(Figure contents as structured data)
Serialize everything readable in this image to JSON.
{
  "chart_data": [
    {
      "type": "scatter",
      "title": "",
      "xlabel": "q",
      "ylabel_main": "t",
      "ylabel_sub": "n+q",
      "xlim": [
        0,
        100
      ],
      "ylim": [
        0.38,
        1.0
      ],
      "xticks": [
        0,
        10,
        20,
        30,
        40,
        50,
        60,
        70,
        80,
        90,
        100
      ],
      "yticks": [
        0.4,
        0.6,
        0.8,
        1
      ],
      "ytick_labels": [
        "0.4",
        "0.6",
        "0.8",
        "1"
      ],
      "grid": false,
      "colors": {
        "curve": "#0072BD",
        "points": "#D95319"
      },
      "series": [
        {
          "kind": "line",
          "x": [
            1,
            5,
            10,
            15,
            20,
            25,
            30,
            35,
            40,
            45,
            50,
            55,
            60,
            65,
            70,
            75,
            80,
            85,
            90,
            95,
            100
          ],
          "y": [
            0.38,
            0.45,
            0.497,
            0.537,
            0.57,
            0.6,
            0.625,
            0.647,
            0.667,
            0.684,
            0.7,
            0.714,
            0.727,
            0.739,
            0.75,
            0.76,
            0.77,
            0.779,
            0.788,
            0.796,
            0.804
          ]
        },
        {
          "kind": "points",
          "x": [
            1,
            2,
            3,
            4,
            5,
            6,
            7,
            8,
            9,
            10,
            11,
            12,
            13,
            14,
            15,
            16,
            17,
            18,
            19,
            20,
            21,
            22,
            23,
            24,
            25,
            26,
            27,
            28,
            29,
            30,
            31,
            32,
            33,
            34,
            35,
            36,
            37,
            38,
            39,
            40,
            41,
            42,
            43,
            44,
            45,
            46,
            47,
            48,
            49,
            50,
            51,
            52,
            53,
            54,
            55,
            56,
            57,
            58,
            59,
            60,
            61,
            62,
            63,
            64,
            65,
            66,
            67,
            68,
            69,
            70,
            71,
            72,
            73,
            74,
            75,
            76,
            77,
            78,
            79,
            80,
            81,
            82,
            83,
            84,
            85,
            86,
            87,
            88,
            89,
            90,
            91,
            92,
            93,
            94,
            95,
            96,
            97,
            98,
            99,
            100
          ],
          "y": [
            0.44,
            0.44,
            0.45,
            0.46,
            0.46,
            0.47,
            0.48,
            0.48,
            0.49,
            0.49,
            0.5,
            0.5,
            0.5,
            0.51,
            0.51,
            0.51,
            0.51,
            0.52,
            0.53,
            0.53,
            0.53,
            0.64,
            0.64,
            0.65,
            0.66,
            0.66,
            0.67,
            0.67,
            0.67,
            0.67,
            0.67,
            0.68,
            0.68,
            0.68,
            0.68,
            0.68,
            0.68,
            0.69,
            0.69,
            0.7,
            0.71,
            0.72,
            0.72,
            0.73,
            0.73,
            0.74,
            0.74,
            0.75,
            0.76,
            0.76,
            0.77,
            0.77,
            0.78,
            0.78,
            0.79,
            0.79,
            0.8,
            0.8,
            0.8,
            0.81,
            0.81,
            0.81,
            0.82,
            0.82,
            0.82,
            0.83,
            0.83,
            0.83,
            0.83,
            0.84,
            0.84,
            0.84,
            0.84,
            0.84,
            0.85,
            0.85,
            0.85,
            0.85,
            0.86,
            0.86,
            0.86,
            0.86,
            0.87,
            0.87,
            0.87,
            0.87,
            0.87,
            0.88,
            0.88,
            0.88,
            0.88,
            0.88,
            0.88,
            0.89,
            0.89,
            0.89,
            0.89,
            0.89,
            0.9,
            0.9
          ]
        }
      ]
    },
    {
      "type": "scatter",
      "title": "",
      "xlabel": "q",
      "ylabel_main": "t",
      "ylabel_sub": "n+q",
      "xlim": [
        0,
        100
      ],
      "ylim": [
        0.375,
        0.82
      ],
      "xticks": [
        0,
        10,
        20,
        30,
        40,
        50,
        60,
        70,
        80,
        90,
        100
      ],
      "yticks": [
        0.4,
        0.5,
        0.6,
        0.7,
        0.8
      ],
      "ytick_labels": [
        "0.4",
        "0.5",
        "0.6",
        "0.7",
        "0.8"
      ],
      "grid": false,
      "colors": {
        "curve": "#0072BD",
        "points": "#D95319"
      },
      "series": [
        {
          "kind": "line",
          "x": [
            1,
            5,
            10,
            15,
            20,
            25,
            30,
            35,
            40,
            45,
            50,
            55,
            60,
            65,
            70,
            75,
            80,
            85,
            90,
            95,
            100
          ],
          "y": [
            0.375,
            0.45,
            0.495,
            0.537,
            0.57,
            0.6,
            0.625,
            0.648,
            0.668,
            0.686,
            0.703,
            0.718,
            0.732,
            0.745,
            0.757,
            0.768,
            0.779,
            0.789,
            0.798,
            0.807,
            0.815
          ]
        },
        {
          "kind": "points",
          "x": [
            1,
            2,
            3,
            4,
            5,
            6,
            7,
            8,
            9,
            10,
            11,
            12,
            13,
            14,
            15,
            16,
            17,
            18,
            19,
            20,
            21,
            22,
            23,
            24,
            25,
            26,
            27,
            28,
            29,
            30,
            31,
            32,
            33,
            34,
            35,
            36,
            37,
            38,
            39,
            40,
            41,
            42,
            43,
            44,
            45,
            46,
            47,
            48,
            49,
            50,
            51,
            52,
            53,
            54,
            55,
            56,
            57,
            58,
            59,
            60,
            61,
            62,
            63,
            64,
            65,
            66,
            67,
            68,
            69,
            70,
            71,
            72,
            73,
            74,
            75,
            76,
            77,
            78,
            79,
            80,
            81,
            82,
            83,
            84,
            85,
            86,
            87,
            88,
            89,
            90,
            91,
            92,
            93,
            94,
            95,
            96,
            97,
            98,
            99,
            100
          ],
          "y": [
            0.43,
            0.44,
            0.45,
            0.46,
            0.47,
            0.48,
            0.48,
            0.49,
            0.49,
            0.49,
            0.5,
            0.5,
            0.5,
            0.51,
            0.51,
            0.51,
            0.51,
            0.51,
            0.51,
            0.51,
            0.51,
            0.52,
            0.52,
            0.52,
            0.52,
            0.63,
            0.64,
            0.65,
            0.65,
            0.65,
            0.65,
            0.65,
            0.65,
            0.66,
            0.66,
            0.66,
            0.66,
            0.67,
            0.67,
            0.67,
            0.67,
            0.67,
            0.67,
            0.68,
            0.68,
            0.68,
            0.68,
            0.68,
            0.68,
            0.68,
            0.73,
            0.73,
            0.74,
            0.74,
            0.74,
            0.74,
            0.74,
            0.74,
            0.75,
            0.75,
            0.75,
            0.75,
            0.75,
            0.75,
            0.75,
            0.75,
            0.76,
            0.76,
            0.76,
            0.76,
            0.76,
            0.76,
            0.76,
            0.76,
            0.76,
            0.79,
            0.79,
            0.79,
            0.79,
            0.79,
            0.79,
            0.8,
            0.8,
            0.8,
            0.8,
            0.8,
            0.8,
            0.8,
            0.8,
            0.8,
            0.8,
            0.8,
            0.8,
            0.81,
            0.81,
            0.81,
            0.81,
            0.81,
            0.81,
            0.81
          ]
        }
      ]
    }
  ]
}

**Directions for this task**.
Output the records exactly, including every line.

**Exercise solution**.
Serialize everything readable in this image to JSON.
{
  "chart_data": [
    {
      "type": "scatter",
      "title": "",
      "xlabel": "q",
      "ylabel_main": "t",
      "ylabel_sub": "n+q",
      "xlim": [
        0,
        100
      ],
      "ylim": [
        0.38,
        1.0
      ],
      "xticks": [
        0,
        10,
        20,
        30,
        40,
        50,
        60,
        70,
        80,
        90,
        100
      ],
      "yticks": [
        0.4,
        0.6,
        0.8,
        1
      ],
      "ytick_labels": [
        "0.4",
        "0.6",
        "0.8",
        "1"
      ],
      "grid": false,
      "colors": {
        "curve": "#0072BD",
        "points": "#D95319"
      },
      "series": [
        {
          "kind": "line",
          "x": [
            1,
            5,
            10,
            15,
            20,
            25,
            30,
            35,
            40,
            45,
            50,
            55,
            60,
            65,
            70,
            75,
            80,
            85,
            90,
            95,
            100
          ],
          "y": [
            0.38,
            0.45,
            0.497,
            0.537,
            0.57,
            0.6,
            0.625,
            0.647,
            0.667,
            0.684,
            0.7,
            0.714,
            0.727,
            0.739,
            0.75,
            0.76,
            0.77,
            0.779,
            0.788,
            0.796,
            0.804
          ]
        },
        {
          "kind": "points",
          "x": [
            1,
            2,
            3,
            4,
            5,
            6,
            7,
            8,
            9,
            10,
            11,
            12,
            13,
            14,
            15,
            16,
            17,
            18,
            19,
            20,
            21,
            22,
            23,
            24,
            25,
            26,
            27,
            28,
            29,
            30,
            31,
            32,
            33,
            34,
            35,
            36,
            37,
            38,
            39,
            40,
            41,
            42,
            43,
            44,
            45,
            46,
            47,
            48,
            49,
            50,
            51,
            52,
            53,
            54,
            55,
            56,
            57,
            58,
            59,
            60,
            61,
            62,
            63,
            64,
            65,
            66,
            67,
            68,
            69,
            70,
            71,
            72,
            73,
            74,
            75,
            76,
            77,
            78,
            79,
            80,
            81,
            82,
            83,
            84,
            85,
            86,
            87,
            88,
            89,
            90,
            91,
            92,
            93,
            94,
            95,
            96,
            97,
            98,
            99,
            100
          ],
          "y": [
            0.44,
            0.44,
            0.45,
            0.46,
            0.46,
            0.47,
            0.48,
            0.48,
            0.49,
            0.49,
            0.5,
            0.5,
            0.5,
            0.51,
            0.51,
            0.51,
            0.51,
            0.52,
            0.53,
            0.53,
            0.53,
            0.64,
            0.64,
            0.65,
            0.66,
            0.66,
            0.67,
            0.67,
            0.67,
            0.67,
            0.67,
            0.68,
            0.68,
            0.68,
            0.68,
            0.68,
            0.68,
            0.69,
            0.69,
            0.7,
            0.71,
            0.72,
            0.72,
            0.73,
            0.73,
            0.74,
            0.74,
            0.75,
            0.76,
            0.76,
            0.77,
            0.77,
            0.78,
            0.78,
            0.79,
            0.79,
            0.8,
            0.8,
            0.8,
            0.81,
            0.81,
            0.81,
            0.82,
            0.82,
            0.82,
            0.83,
            0.83,
            0.83,
            0.83,
            0.84,
            0.84,
            0.84,
            0.84,
            0.84,
            0.85,
            0.85,
            0.85,
            0.85,
            0.86,
            0.86,
            0.86,
            0.86,
            0.87,
            0.87,
            0.87,
            0.87,
            0.87,
            0.88,
            0.88,
            0.88,
            0.88,
            0.88,
            0.88,
            0.89,
            0.89,
            0.89,
            0.89,
            0.89,
            0.9,
            0.9
          ]
        }
      ]
    },
    {
      "type": "scatter",
      "title": "",
      "xlabel": "q",
      "ylabel_main": "t",
      "ylabel_sub": "n+q",
      "xlim": [
        0,
        100
      ],
      "ylim": [
        0.375,
        0.82
      ],
      "xticks": [
        0,
        10,
        20,
        30,
        40,
        50,
        60,
        70,
        80,
        90,
        100
      ],
      "yticks": [
        0.4,
        0.5,
        0.6,
        0.7,
        0.8
      ],
      "ytick_labels": [
        "0.4",
        "0.5",
        "0.6",
        "0.7",
        "0.8"
      ],
      "grid": false,
      "colors": {
        "curve": "#0072BD",
        "points": "#D95319"
      },
      "series": [
        {
          "kind": "line",
          "x": [
            1,
            5,
            10,
            15,
            20,
            25,
            30,
            35,
            40,
            45,
            50,
            55,
            60,
            65,
            70,
            75,
            80,
            85,
            90,
            95,
            100
          ],
          "y": [
            0.375,
            0.45,
            0.495,
            0.537,
            0.57,
            0.6,
            0.625,
            0.648,
            0.668,
            0.686,
            0.703,
            0.718,
            0.732,
            0.745,
            0.757,
            0.768,
            0.779,
            0.789,
            0.798,
            0.807,
            0.815
          ]
        },
        {
          "kind": "points",
          "x": [
            1,
            2,
            3,
            4,
            5,
            6,
            7,
            8,
            9,
            10,
            11,
            12,
            13,
            14,
            15,
            16,
            17,
            18,
            19,
            20,
            21,
            22,
            23,
            24,
            25,
            26,
            27,
            28,
            29,
            30,
            31,
            32,
            33,
            34,
            35,
            36,
            37,
            38,
            39,
            40,
            41,
            42,
            43,
            44,
            45,
            46,
            47,
            48,
            49,
            50,
            51,
            52,
            53,
            54,
            55,
            56,
            57,
            58,
            59,
            60,
            61,
            62,
            63,
            64,
            65,
            66,
            67,
            68,
            69,
            70,
            71,
            72,
            73,
            74,
            75,
            76,
            77,
            78,
            79,
            80,
            81,
            82,
            83,
            84,
            85,
            86,
            87,
            88,
            89,
            90,
            91,
            92,
            93,
            94,
            95,
            96,
            97,
            98,
            99,
            100
          ],
          "y": [
            0.43,
            0.44,
            0.45,
            0.46,
            0.47,
            0.48,
            0.48,
            0.49,
            0.49,
            0.49,
            0.5,
            0.5,
            0.5,
            0.51,
            0.51,
            0.51,
            0.51,
            0.51,
            0.51,
            0.51,
            0.51,
            0.52,
            0.52,
            0.52,
            0.52,
            0.63,
            0.64,
            0.65,
            0.65,
            0.65,
            0.65,
            0.65,
            0.65,
            0.66,
            0.66,
            0.66,
            0.66,
            0.67,
            0.67,
            0.67,
            0.67,
            0.67,
            0.67,
            0.68,
            0.68,
            0.68,
            0.68,
            0.68,
            0.68,
            0.68,
            0.73,
            0.73,
            0.74,
            0.74,
            0.74,
            0.74,
            0.74,
            0.74,
            0.75,
            0.75,
            0.75,
            0.75,
            0.75,
            0.75,
            0.75,
            0.75,
            0.76,
            0.76,
            0.76,
            0.76,
            0.76,
            0.76,
            0.76,
            0.76,
            0.76,
            0.79,
            0.79,
            0.79,
            0.79,
            0.79,
            0.79,
            0.8,
            0.8,
            0.8,
            0.8,
            0.8,
            0.8,
            0.8,
            0.8,
            0.8,
            0.8,
            0.8,
            0.8,
            0.81,
            0.81,
            0.81,
            0.81,
            0.81,
            0.81,
            0.81
          ]
        }
      ]
    }
  ]
}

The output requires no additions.